Written exercise
Work out how many lines of the data hold the string "Basis", and reply with that number alone.

——

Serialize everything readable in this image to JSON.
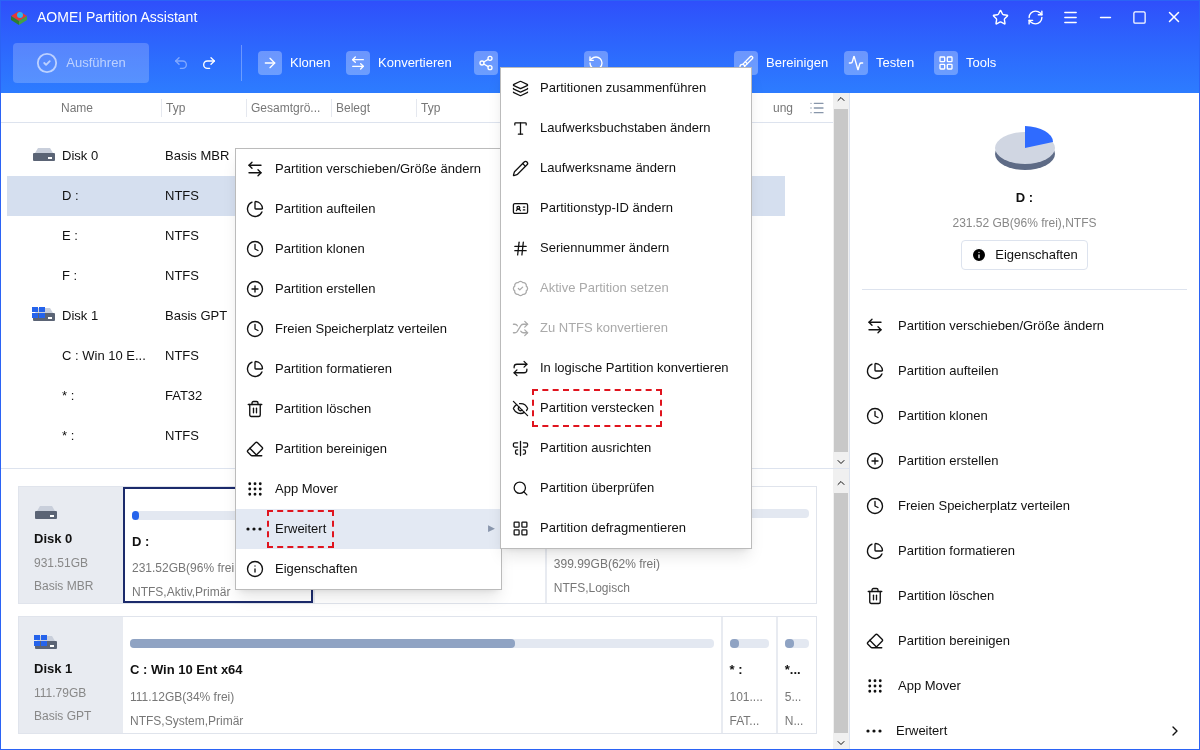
{
  "window": {
    "title": "AOMEI Partition Assistant"
  },
  "toolbar": {
    "apply": {
      "label": "Ausführen",
      "disabled": true
    },
    "undo": {
      "disabled": true
    },
    "redo": {
      "disabled": false
    },
    "items": [
      {
        "kind": "labeled",
        "label": "Klonen"
      },
      {
        "kind": "labeled",
        "label": "Konvertieren"
      },
      {
        "kind": "covered"
      },
      {
        "kind": "covered"
      },
      {
        "kind": "labeled",
        "label": "Bereinigen"
      },
      {
        "kind": "labeled",
        "label": "Testen"
      },
      {
        "kind": "labeled",
        "label": "Tools"
      }
    ]
  },
  "table": {
    "columns": [
      "Name",
      "Typ",
      "Gesamtgrö...",
      "Belegt",
      "Typ",
      "ung"
    ],
    "rows": [
      {
        "kind": "disk",
        "name": "Disk 0",
        "type": "Basis MBR",
        "selected": false
      },
      {
        "kind": "partition",
        "name": "D :",
        "type": "NTFS",
        "selected": true
      },
      {
        "kind": "partition",
        "name": "E :",
        "type": "NTFS",
        "selected": false
      },
      {
        "kind": "partition",
        "name": "F :",
        "type": "NTFS",
        "selected": false
      },
      {
        "kind": "disk",
        "name": "Disk 1",
        "type": "Basis GPT",
        "selected": false
      },
      {
        "kind": "partition",
        "name": "C : Win 10 E...",
        "type": "NTFS",
        "selected": false
      },
      {
        "kind": "partition",
        "name": "* :",
        "type": "FAT32",
        "selected": false
      },
      {
        "kind": "partition",
        "name": "* :",
        "type": "NTFS",
        "selected": false
      }
    ]
  },
  "disk_map": [
    {
      "name": "Disk 0",
      "size": "931.51GB",
      "style": "Basis MBR",
      "partitions": [
        {
          "selected": true,
          "level": 0.04,
          "label": "D :",
          "size": "231.52GB(96% frei",
          "fs": "NTFS,Aktiv,Primär"
        },
        {
          "selected": false
        },
        {
          "selected": false,
          "size": "399.99GB(62% frei)",
          "fs": "NTFS,Logisch"
        }
      ]
    },
    {
      "name": "Disk 1",
      "size": "111.79GB",
      "style": "Basis GPT",
      "partitions": [
        {
          "selected": false,
          "level": 0.66,
          "label": "C : Win 10 Ent x64",
          "size": "111.12GB(34% frei)",
          "fs": "NTFS,System,Primär"
        },
        {
          "selected": false,
          "level": 0.25,
          "label": "* :",
          "size": "101....",
          "fs": "FAT..."
        },
        {
          "selected": false,
          "level": 0.4,
          "label": "*...",
          "size": "5...",
          "fs": "N..."
        }
      ]
    }
  ],
  "context_menu": [
    {
      "label": "Partition verschieben/Größe ändern",
      "selected": false,
      "annotated": false
    },
    {
      "label": "Partition aufteilen",
      "selected": false,
      "annotated": false
    },
    {
      "label": "Partition klonen",
      "selected": false,
      "annotated": false
    },
    {
      "label": "Partition erstellen",
      "selected": false,
      "annotated": false
    },
    {
      "label": "Freien Speicherplatz verteilen",
      "selected": false,
      "annotated": false
    },
    {
      "label": "Partition formatieren",
      "selected": false,
      "annotated": false
    },
    {
      "label": "Partition löschen",
      "selected": false,
      "annotated": false
    },
    {
      "label": "Partition bereinigen",
      "selected": false,
      "annotated": false
    },
    {
      "label": "App Mover",
      "selected": false,
      "annotated": false
    },
    {
      "label": "Erweitert",
      "selected": true,
      "annotated": true,
      "arrow": "▶"
    },
    {
      "label": "Eigenschaften",
      "selected": false,
      "annotated": false
    }
  ],
  "submenu": [
    {
      "label": "Partitionen zusammenführen",
      "disabled": false,
      "annotated": false
    },
    {
      "label": "Laufwerksbuchstaben ändern",
      "disabled": false,
      "annotated": false
    },
    {
      "label": "Laufwerksname ändern",
      "disabled": false,
      "annotated": false
    },
    {
      "label": "Partitionstyp-ID ändern",
      "disabled": false,
      "annotated": false
    },
    {
      "label": "Seriennummer ändern",
      "disabled": false,
      "annotated": false
    },
    {
      "label": "Aktive Partition setzen",
      "disabled": true,
      "annotated": false
    },
    {
      "label": "Zu NTFS konvertieren",
      "disabled": true,
      "annotated": false
    },
    {
      "label": "In logische Partition konvertieren",
      "disabled": false,
      "annotated": false
    },
    {
      "label": "Partition verstecken",
      "disabled": false,
      "annotated": true
    },
    {
      "label": "Partition ausrichten",
      "disabled": false,
      "annotated": false
    },
    {
      "label": "Partition überprüfen",
      "disabled": false,
      "annotated": false
    },
    {
      "label": "Partition defragmentieren",
      "disabled": false,
      "annotated": false
    }
  ],
  "details": {
    "name": "D :",
    "info": "231.52 GB(96% frei),NTFS",
    "button": "Eigenschaften"
  },
  "operations": [
    {
      "label": "Partition verschieben/Größe ändern",
      "submenu": false
    },
    {
      "label": "Partition aufteilen",
      "submenu": false
    },
    {
      "label": "Partition klonen",
      "submenu": false
    },
    {
      "label": "Partition erstellen",
      "submenu": false
    },
    {
      "label": "Freien Speicherplatz verteilen",
      "submenu": false
    },
    {
      "label": "Partition formatieren",
      "submenu": false
    },
    {
      "label": "Partition löschen",
      "submenu": false
    },
    {
      "label": "Partition bereinigen",
      "submenu": false
    },
    {
      "label": "App Mover",
      "submenu": false
    },
    {
      "label": "Erweitert",
      "submenu": true
    }
  ]
}
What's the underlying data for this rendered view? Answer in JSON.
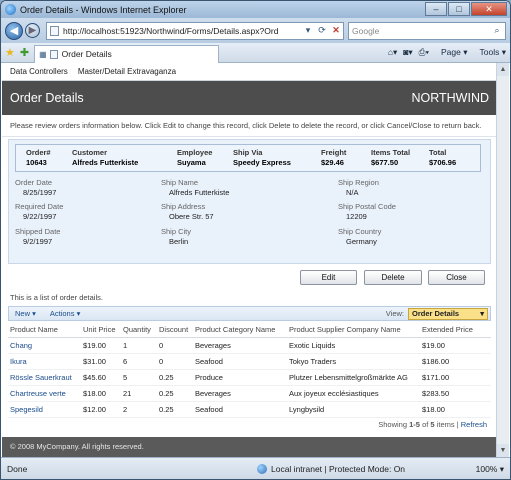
{
  "window": {
    "title": "Order Details - Windows Internet Explorer"
  },
  "address": {
    "url": "http://localhost:51923/Northwind/Forms/Details.aspx?Ord",
    "search_placeholder": "Google"
  },
  "tab": {
    "label": "Order Details"
  },
  "commands": {
    "page": "Page",
    "tools": "Tools"
  },
  "menu": {
    "items": [
      "Data Controllers",
      "Master/Detail Extravaganza"
    ]
  },
  "header": {
    "title": "Order Details",
    "brand": "NORTHWIND"
  },
  "instructions": "Please review orders information below. Click Edit to change this record, click Delete to delete the record, or click Cancel/Close to return back.",
  "summary": {
    "order_label": "Order#",
    "order": "10643",
    "customer_label": "Customer",
    "customer": "Alfreds Futterkiste",
    "employee_label": "Employee",
    "employee": "Suyama",
    "shipvia_label": "Ship Via",
    "shipvia": "Speedy Express",
    "freight_label": "Freight",
    "freight": "$29.46",
    "items_total_label": "Items Total",
    "items_total": "$677.50",
    "total_label": "Total",
    "total": "$706.96"
  },
  "fields": {
    "order_date": {
      "label": "Order Date",
      "value": "8/25/1997"
    },
    "required_date": {
      "label": "Required Date",
      "value": "9/22/1997"
    },
    "shipped_date": {
      "label": "Shipped Date",
      "value": "9/2/1997"
    },
    "ship_name": {
      "label": "Ship Name",
      "value": "Alfreds Futterkiste"
    },
    "ship_address": {
      "label": "Ship Address",
      "value": "Obere Str. 57"
    },
    "ship_city": {
      "label": "Ship City",
      "value": "Berlin"
    },
    "ship_region": {
      "label": "Ship Region",
      "value": "N/A"
    },
    "ship_postal": {
      "label": "Ship Postal Code",
      "value": "12209"
    },
    "ship_country": {
      "label": "Ship Country",
      "value": "Germany"
    }
  },
  "buttons": {
    "edit": "Edit",
    "delete": "Delete",
    "close": "Close"
  },
  "list": {
    "note": "This is a list of order details.",
    "new": "New",
    "actions": "Actions",
    "view_label": "View:",
    "view_value": "Order Details",
    "columns": [
      "Product Name",
      "Unit Price",
      "Quantity",
      "Discount",
      "Product Category Name",
      "Product Supplier Company Name",
      "Extended Price"
    ],
    "rows": [
      [
        "Chang",
        "$19.00",
        "1",
        "0",
        "Beverages",
        "Exotic Liquids",
        "$19.00"
      ],
      [
        "Ikura",
        "$31.00",
        "6",
        "0",
        "Seafood",
        "Tokyo Traders",
        "$186.00"
      ],
      [
        "Rössle Sauerkraut",
        "$45.60",
        "5",
        "0.25",
        "Produce",
        "Plutzer Lebensmittelgroßmärkte AG",
        "$171.00"
      ],
      [
        "Chartreuse verte",
        "$18.00",
        "21",
        "0.25",
        "Beverages",
        "Aux joyeux ecclésiastiques",
        "$283.50"
      ],
      [
        "Spegesild",
        "$12.00",
        "2",
        "0.25",
        "Seafood",
        "Lyngbysild",
        "$18.00"
      ]
    ],
    "pager_showing": "Showing",
    "pager_range": "1-5",
    "pager_of": "of",
    "pager_total": "5",
    "pager_items": "items |",
    "refresh": "Refresh"
  },
  "footer": "© 2008 MyCompany. All rights reserved.",
  "status": {
    "text": "Done",
    "zone": "Local intranet | Protected Mode: On",
    "zoom": "100%"
  },
  "icons": [
    "ie-logo",
    "back-arrow-icon",
    "forward-arrow-icon",
    "refresh-icon",
    "stop-icon",
    "search-icon",
    "favorites-star-icon",
    "add-favorites-icon",
    "home-icon",
    "feeds-icon",
    "print-icon",
    "globe-icon"
  ]
}
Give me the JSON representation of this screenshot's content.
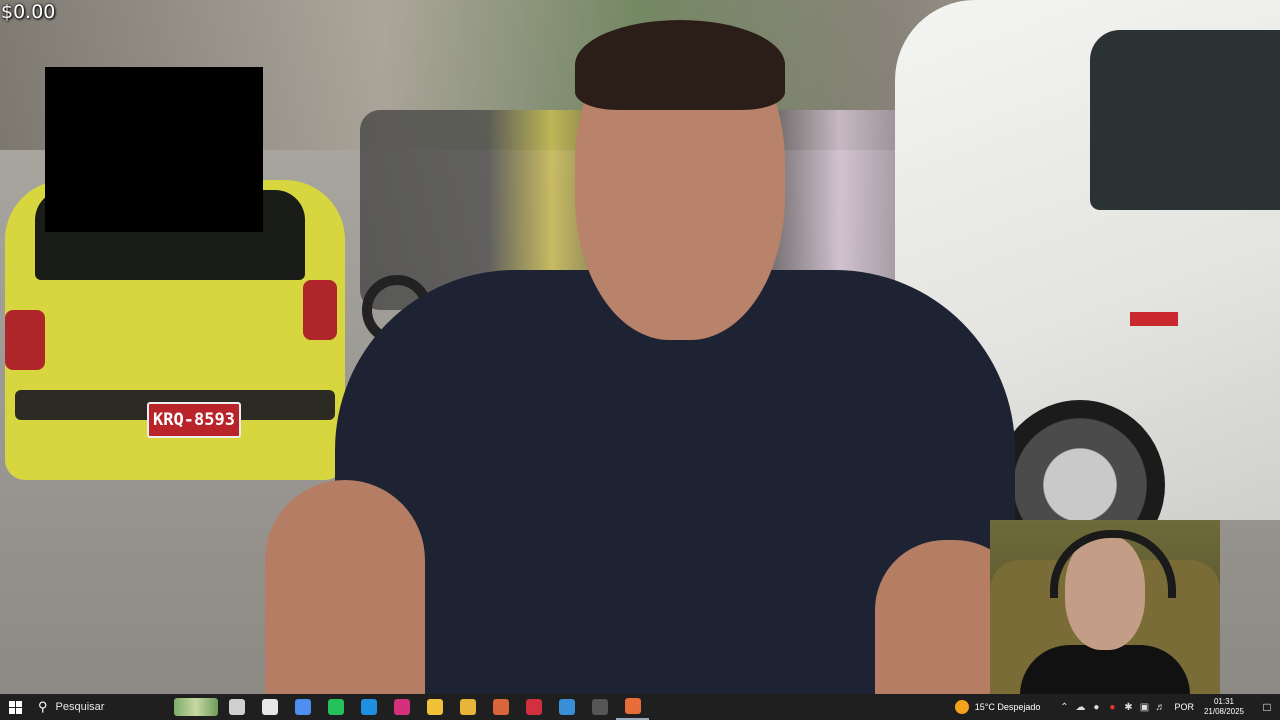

——

Task result
4